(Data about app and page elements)
------------------------
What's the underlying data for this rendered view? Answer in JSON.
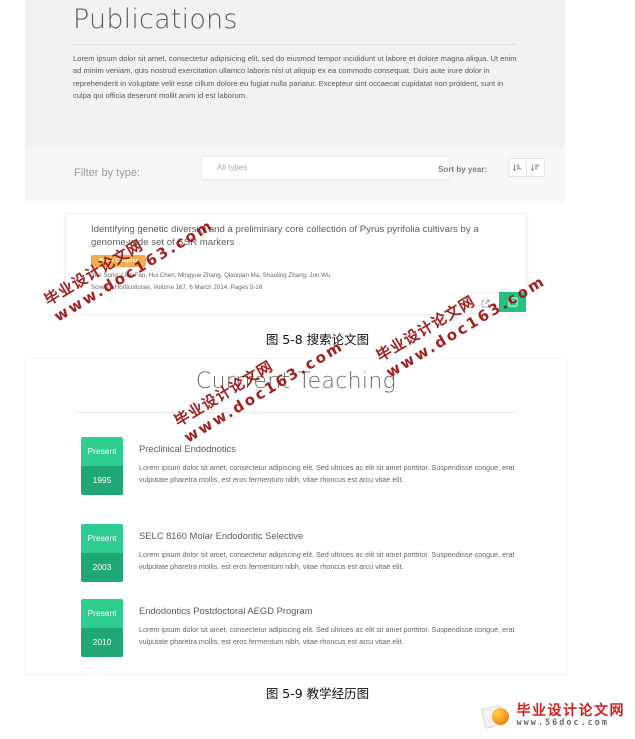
{
  "publications_figure": {
    "title": "Publications",
    "lead_paragraph": "Lorem ipsum dolor sit amet, consectetur adipisicing elit, sed do eiusmod tempor incididunt ut labore et dolore magna aliqua. Ut enim ad minim veniam, quis nostrud exercitation ullamco laboris nisi ut aliquip ex ea commodo consequat. Duis aute irure dolor in reprehenderit in voluptate velit esse cillum dolore eu fugiat nulla pariatur. Excepteur sint occaecat cupidatat non proident, sunt in culpa qui officia deserunt mollit anim id est laborum.",
    "filter": {
      "label": "Filter by type:",
      "selected_value": "All types"
    },
    "sort": {
      "label": "Sort by year:",
      "ascending_icon": "sort-amount-asc-icon",
      "descending_icon": "sort-amount-desc-icon"
    },
    "card": {
      "title": "Identifying genetic diversity and a preliminary core collection of Pyrus pyrifolia cultivars by a genome-wide set of SSR markers",
      "badge": "Book Chapter",
      "badge_color": "#f0ad4e",
      "authors": "Yue Song, Lian Fan, Hui Chen, Mingyue Zhang, Qianqian Ma, Shaoling Zhang, Jun Wu",
      "journal": "Scientia Horticulturae, Volume 167, 6 March 2014, Pages 5-16",
      "actions": {
        "open_link_icon": "external-link-icon",
        "add_icon": "add-box-icon",
        "add_color": "#24c281"
      }
    }
  },
  "teaching_figure": {
    "title": "Currrent Teaching",
    "items": [
      {
        "period_top": "Present",
        "period_bottom": "1995",
        "heading": "Preclinical Endodnotics",
        "body": "Lorem ipsum dolor sit amet, consectetur adipiscing elit. Sed ultrices ac elit sit amet porttitor. Suspendisse congue, erat vulputate pharetra mollis, est eros fermentum nibh, vitae rhoncus est arcu vitae elit."
      },
      {
        "period_top": "Present",
        "period_bottom": "2003",
        "heading": "SELC 8160 Molar Endodontic Selective",
        "body": "Lorem ipsum dolor sit amet, consectetur adipiscing elit. Sed ultrices ac elit sit amet porttitor. Suspendisse congue, erat vulputate pharetra mollis, est eros fermentum nibh, vitae rhoncus est arcu vitae elit."
      },
      {
        "period_top": "Present",
        "period_bottom": "2010",
        "heading": "Endodontics Postdoctoral AEGD Program",
        "body": "Lorem ipsum dolor sit amet, consectetur adipiscing elit. Sed ultrices ac elit sit amet porttitor. Suspendisse congue, erat vulputate pharetra mollis, est eros fermentum nibh, vitae rhoncus est arcu vitae elit."
      }
    ],
    "badge_color_top": "#2ecc8f",
    "badge_color_bottom": "#1fa873"
  },
  "captions": {
    "figure_5_8": "图 5-8  搜索论文图",
    "figure_5_9": "图 5-9  教学经历图"
  },
  "watermarks": {
    "line1": "毕业设计论文网",
    "line2": "www.doc163.com",
    "color": "#9c1414"
  },
  "footer_logo": {
    "name_cn": "毕业设计论文网",
    "url": "www.56doc.com"
  }
}
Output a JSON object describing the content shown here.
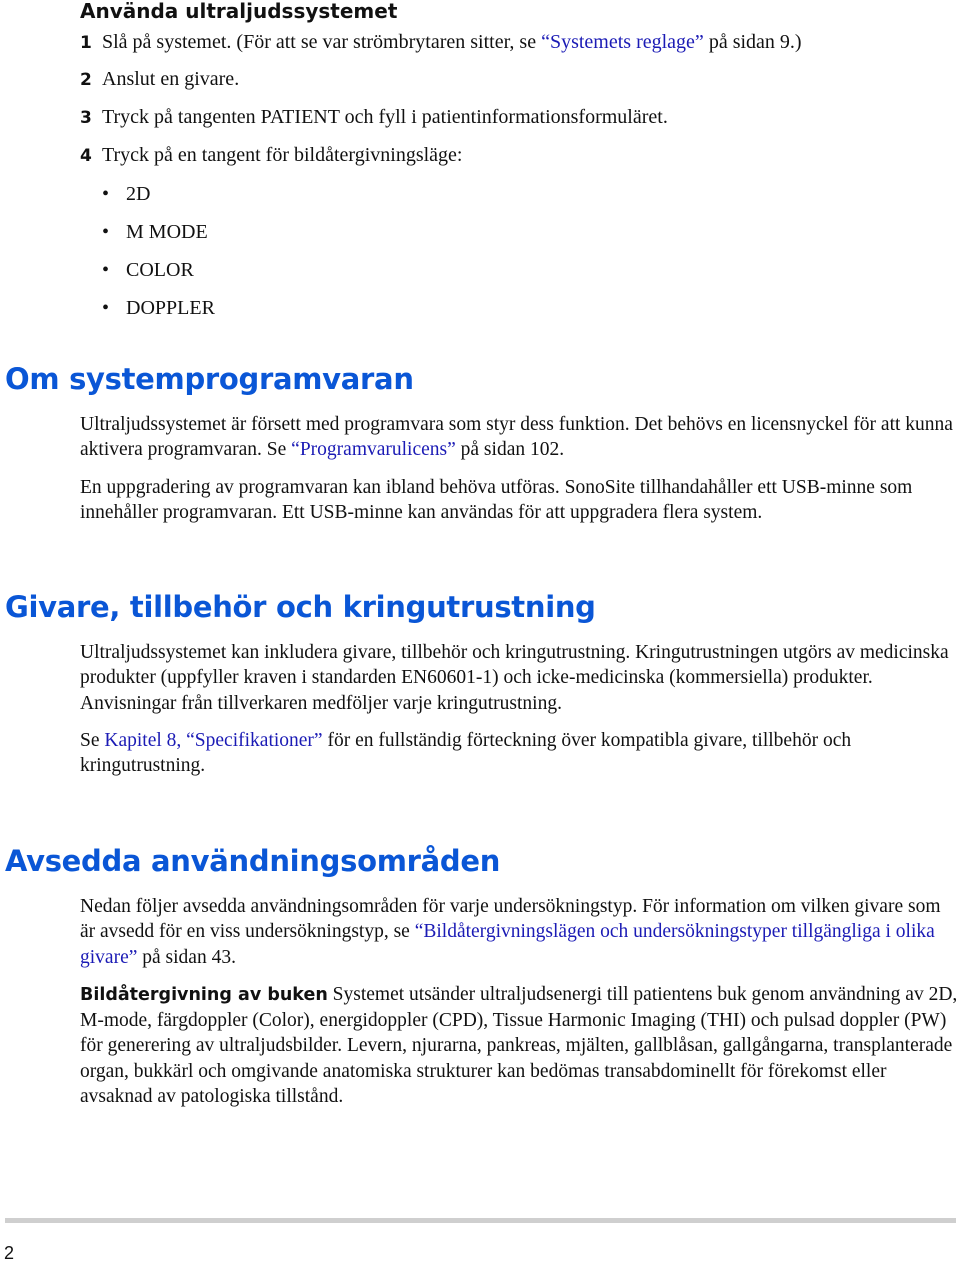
{
  "procedure": {
    "title": "Använda ultraljudssystemet",
    "steps": [
      {
        "num": "1",
        "text_before": "Slå på systemet. (För att se var strömbrytaren sitter, se ",
        "link": "“Systemets reglage”",
        "text_after": " på sidan 9.)"
      },
      {
        "num": "2",
        "text": "Anslut en givare."
      },
      {
        "num": "3",
        "text": "Tryck på tangenten PATIENT och fyll i patientinformationsformuläret."
      },
      {
        "num": "4",
        "text": "Tryck på en tangent för bildåtergivningsläge:"
      }
    ],
    "modes": [
      "2D",
      "M MODE",
      "COLOR",
      "DOPPLER"
    ],
    "bullet": "•"
  },
  "sections": {
    "software": {
      "heading": "Om systemprogramvaran",
      "p1_before": "Ultraljudssystemet är försett med programvara som styr dess funktion. Det behövs en licensnyckel för att kunna aktivera programvaran. Se ",
      "p1_link": "“Programvarulicens”",
      "p1_after": " på sidan 102.",
      "p2": "En uppgradering av programvaran kan ibland behöva utföras. SonoSite tillhandahåller ett USB-minne som innehåller programvaran. Ett USB-minne kan användas för att uppgradera flera system."
    },
    "transducers": {
      "heading": "Givare, tillbehör och kringutrustning",
      "p1": "Ultraljudssystemet kan inkludera givare, tillbehör och kringutrustning. Kringutrustningen utgörs av medicinska produkter (uppfyller kraven i standarden EN60601-1) och icke-medicinska (kommersiella) produkter. Anvisningar från tillverkaren medföljer varje kringutrustning.",
      "p2_before": "Se ",
      "p2_link": "Kapitel 8, “Specifikationer”",
      "p2_after": " för en fullständig förteckning över kompatibla givare, tillbehör och kringutrustning."
    },
    "intended_use": {
      "heading": "Avsedda användningsområden",
      "p1_before": "Nedan följer avsedda användningsområden för varje undersökningstyp. För information om vilken givare som är avsedd för en viss undersökningstyp, se ",
      "p1_link": "“Bildåtergivningslägen och undersökningstyper tillgängliga i olika givare”",
      "p1_after": " på sidan 43.",
      "p2_bold": "Bildåtergivning av buken",
      "p2_text": " Systemet utsänder ultraljudsenergi till patientens buk genom användning av 2D, M-mode, färgdoppler (Color), energidoppler (CPD), Tissue Harmonic Imaging (THI) och pulsad doppler (PW) för generering av ultraljudsbilder. Levern, njurarna, pankreas, mjälten, gallblåsan, gallgångarna, transplanterade organ, bukkärl och omgivande anatomiska strukturer kan bedömas transabdominellt för förekomst eller avsaknad av patologiska tillstånd."
    }
  },
  "footer": {
    "page_number": "2"
  },
  "colors": {
    "heading": "#0a56d6",
    "link": "#1b1bb5",
    "rule": "#cfcfcf"
  }
}
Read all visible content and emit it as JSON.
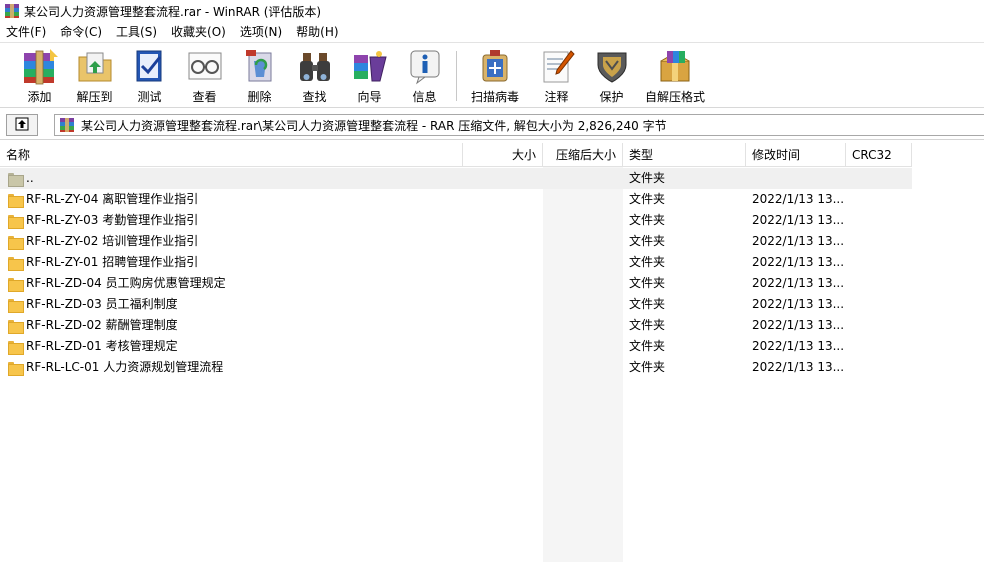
{
  "window": {
    "title": "某公司人力资源管理整套流程.rar - WinRAR (评估版本)"
  },
  "menu": [
    "文件(F)",
    "命令(C)",
    "工具(S)",
    "收藏夹(O)",
    "选项(N)",
    "帮助(H)"
  ],
  "toolbar": {
    "add": "添加",
    "extract_to": "解压到",
    "test": "测试",
    "view": "查看",
    "delete": "删除",
    "find": "查找",
    "wizard": "向导",
    "info": "信息",
    "virus_scan": "扫描病毒",
    "comment": "注释",
    "protect": "保护",
    "sfx": "自解压格式"
  },
  "address": {
    "path": "某公司人力资源管理整套流程.rar\\某公司人力资源管理整套流程 - RAR 压缩文件, 解包大小为 2,826,240 字节"
  },
  "columns": {
    "name": "名称",
    "size": "大小",
    "packed": "压缩后大小",
    "type": "类型",
    "modified": "修改时间",
    "crc": "CRC32"
  },
  "rows": [
    {
      "name": "..",
      "type": "文件夹",
      "modified": ""
    },
    {
      "name": "RF-RL-ZY-04 离职管理作业指引",
      "type": "文件夹",
      "modified": "2022/1/13 13..."
    },
    {
      "name": "RF-RL-ZY-03 考勤管理作业指引",
      "type": "文件夹",
      "modified": "2022/1/13 13..."
    },
    {
      "name": "RF-RL-ZY-02 培训管理作业指引",
      "type": "文件夹",
      "modified": "2022/1/13 13..."
    },
    {
      "name": "RF-RL-ZY-01 招聘管理作业指引",
      "type": "文件夹",
      "modified": "2022/1/13 13..."
    },
    {
      "name": "RF-RL-ZD-04 员工购房优惠管理规定",
      "type": "文件夹",
      "modified": "2022/1/13 13..."
    },
    {
      "name": "RF-RL-ZD-03 员工福利制度",
      "type": "文件夹",
      "modified": "2022/1/13 13..."
    },
    {
      "name": "RF-RL-ZD-02 薪酬管理制度",
      "type": "文件夹",
      "modified": "2022/1/13 13..."
    },
    {
      "name": "RF-RL-ZD-01 考核管理规定",
      "type": "文件夹",
      "modified": "2022/1/13 13..."
    },
    {
      "name": "RF-RL-LC-01 人力资源规划管理流程",
      "type": "文件夹",
      "modified": "2022/1/13 13..."
    }
  ]
}
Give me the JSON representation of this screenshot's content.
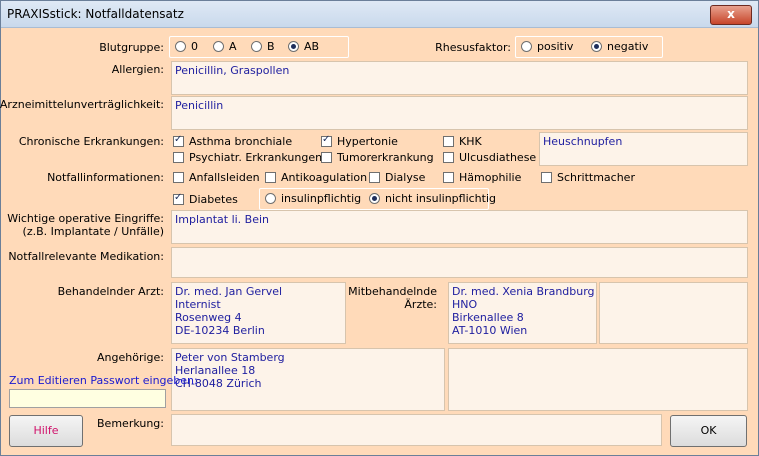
{
  "window": {
    "title": "PRAXISstick: Notfalldatensatz",
    "close": "x"
  },
  "blutgruppe": {
    "label": "Blutgruppe:",
    "options": [
      "0",
      "A",
      "B",
      "AB"
    ],
    "selected": "AB"
  },
  "rhesus": {
    "label": "Rhesusfaktor:",
    "options": [
      "positiv",
      "negativ"
    ],
    "selected": "negativ"
  },
  "allergien": {
    "label": "Allergien:",
    "value": "Penicillin, Graspollen"
  },
  "unvertraeglich": {
    "label": "Arzneimittelunverträglichkeit:",
    "value": "Penicillin"
  },
  "chronisch": {
    "label": "Chronische Erkrankungen:",
    "items": [
      {
        "label": "Asthma bronchiale",
        "checked": true
      },
      {
        "label": "Hypertonie",
        "checked": true
      },
      {
        "label": "KHK",
        "checked": false
      },
      {
        "label": "Psychiatr. Erkrankungen",
        "checked": false
      },
      {
        "label": "Tumorerkrankung",
        "checked": false
      },
      {
        "label": "Ulcusdiathese",
        "checked": false
      }
    ],
    "other": "Heuschnupfen"
  },
  "notfall": {
    "label": "Notfallinformationen:",
    "items": [
      {
        "label": "Anfallsleiden",
        "checked": false
      },
      {
        "label": "Antikoagulation",
        "checked": false
      },
      {
        "label": "Dialyse",
        "checked": false
      },
      {
        "label": "Hämophilie",
        "checked": false
      },
      {
        "label": "Schrittmacher",
        "checked": false
      },
      {
        "label": "Diabetes",
        "checked": true
      }
    ],
    "insulin_options": [
      "insulinpflichtig",
      "nicht insulinpflichtig"
    ],
    "insulin_selected": "nicht insulinpflichtig"
  },
  "eingriffe": {
    "label1": "Wichtige operative Eingriffe:",
    "label2": "(z.B. Implantate / Unfälle)",
    "value": "Implantat li. Bein"
  },
  "medikation": {
    "label": "Notfallrelevante Medikation:",
    "value": ""
  },
  "arzt": {
    "label": "Behandelnder Arzt:",
    "lines": [
      "Dr. med. Jan Gervel",
      "Internist",
      "Rosenweg 4",
      "DE-10234 Berlin"
    ]
  },
  "mitbehandelnd": {
    "label1": "Mitbehandelnde",
    "label2": "Ärzte:",
    "lines": [
      "Dr. med. Xenia Brandburg",
      "HNO",
      "Birkenallee 8",
      "AT-1010 Wien"
    ],
    "second": []
  },
  "angehoerige": {
    "label": "Angehörige:",
    "lines": [
      "Peter von Stamberg",
      "Herlanallee 18",
      "CH-8048 Zürich"
    ],
    "second": []
  },
  "passwort": {
    "link": "Zum Editieren Passwort eingeben:",
    "value": ""
  },
  "bemerkung": {
    "label": "Bemerkung:",
    "value": ""
  },
  "buttons": {
    "help": "Hilfe",
    "ok": "OK"
  },
  "colors": {
    "background": "#ffdab9",
    "field": "#fdf3e9",
    "text": "#2020a0",
    "help": "#d0106a"
  }
}
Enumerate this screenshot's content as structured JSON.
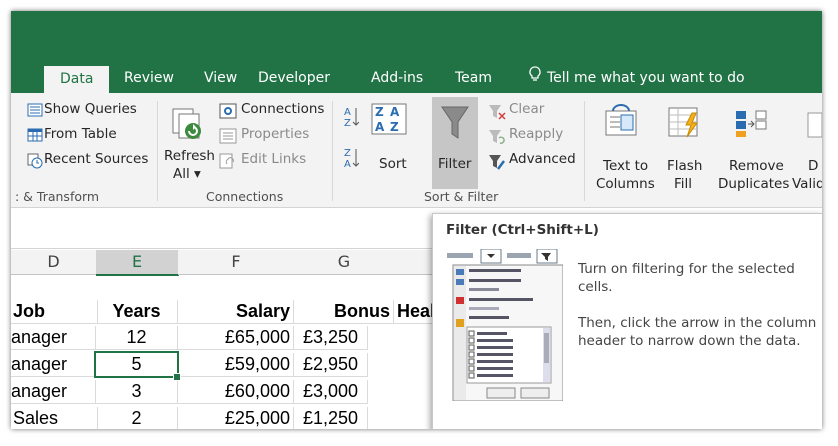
{
  "ribbon_tabs": [
    "Data",
    "Review",
    "View",
    "Developer",
    "Add-ins",
    "Team"
  ],
  "tell_me": "Tell me what you want to do",
  "get_transform": {
    "items": [
      "Show Queries",
      "From Table",
      "Recent Sources"
    ],
    "group_label": ": & Transform"
  },
  "connections": {
    "refresh_line1": "Refresh",
    "refresh_line2": "All ▾",
    "items": [
      "Connections",
      "Properties",
      "Edit Links"
    ],
    "group_label": "Connections"
  },
  "sort_filter": {
    "sort_label": "Sort",
    "filter_label": "Filter",
    "clear": "Clear",
    "reapply": "Reapply",
    "advanced": "Advanced",
    "group_label": "Sort & Filter"
  },
  "data_tools": {
    "text_to_columns_1": "Text to",
    "text_to_columns_2": "Columns",
    "flash_fill_1": "Flash",
    "flash_fill_2": "Fill",
    "remove_duplicates_1": "Remove",
    "remove_duplicates_2": "Duplicates",
    "validation_1": "D",
    "validation_2": "Valid"
  },
  "sheet": {
    "columns": [
      "D",
      "E",
      "F",
      "G"
    ],
    "header": [
      "Job",
      "Years",
      "Salary",
      "Bonus",
      "Heal"
    ],
    "rows": [
      [
        "anager",
        "12",
        "£65,000",
        "£3,250"
      ],
      [
        "anager",
        "5",
        "£59,000",
        "£2,950"
      ],
      [
        "anager",
        "3",
        "£60,000",
        "£3,000"
      ],
      [
        "Sales",
        "2",
        "£25,000",
        "£1,250"
      ]
    ]
  },
  "tooltip": {
    "title": "Filter (Ctrl+Shift+L)",
    "line1": "Turn on filtering for the selected cells.",
    "line2": "Then, click the arrow in the column header to narrow down the data."
  },
  "colors": {
    "excel_green": "#217346",
    "ribbon_bg": "#f3f3f3",
    "filter_pressed": "#c6c6c6"
  }
}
------------------------
## Aim of the exercise:
Where a line of the data above includes "screenshot", copy that line.

## Exercise answer:
Give me the JSON representation of this screenshot's content.
Enumerate this screenshot's content as structured JSON.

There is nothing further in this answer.